■ Set problem ■
Below is a block of records: output all of them exactly and leave out the pictures.

■ Data for this exercise ■
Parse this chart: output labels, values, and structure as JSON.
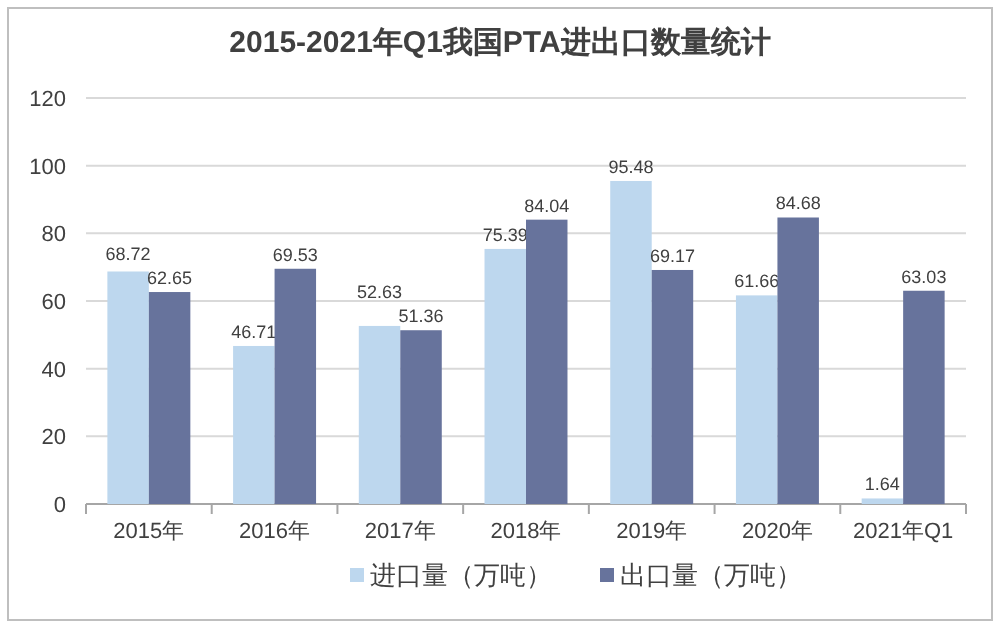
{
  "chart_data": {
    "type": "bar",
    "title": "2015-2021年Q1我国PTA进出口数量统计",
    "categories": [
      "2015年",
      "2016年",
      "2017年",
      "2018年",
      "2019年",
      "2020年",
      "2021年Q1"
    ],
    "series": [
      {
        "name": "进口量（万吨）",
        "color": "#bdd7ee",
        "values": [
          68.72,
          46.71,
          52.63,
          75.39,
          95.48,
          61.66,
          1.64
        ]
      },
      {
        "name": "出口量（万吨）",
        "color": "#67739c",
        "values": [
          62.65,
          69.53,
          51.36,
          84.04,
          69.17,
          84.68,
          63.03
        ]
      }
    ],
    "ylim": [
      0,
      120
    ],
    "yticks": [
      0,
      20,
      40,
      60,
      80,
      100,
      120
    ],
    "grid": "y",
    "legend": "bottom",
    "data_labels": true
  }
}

■ Task response ■
Parse this chart: output labels, values, and structure as JSON.
{
  "chart_data": {
    "type": "bar",
    "title": "2015-2021年Q1我国PTA进出口数量统计",
    "categories": [
      "2015年",
      "2016年",
      "2017年",
      "2018年",
      "2019年",
      "2020年",
      "2021年Q1"
    ],
    "series": [
      {
        "name": "进口量（万吨）",
        "color": "#bdd7ee",
        "values": [
          68.72,
          46.71,
          52.63,
          75.39,
          95.48,
          61.66,
          1.64
        ]
      },
      {
        "name": "出口量（万吨）",
        "color": "#67739c",
        "values": [
          62.65,
          69.53,
          51.36,
          84.04,
          69.17,
          84.68,
          63.03
        ]
      }
    ],
    "ylim": [
      0,
      120
    ],
    "yticks": [
      0,
      20,
      40,
      60,
      80,
      100,
      120
    ],
    "grid": "y",
    "legend": "bottom",
    "data_labels": true
  }
}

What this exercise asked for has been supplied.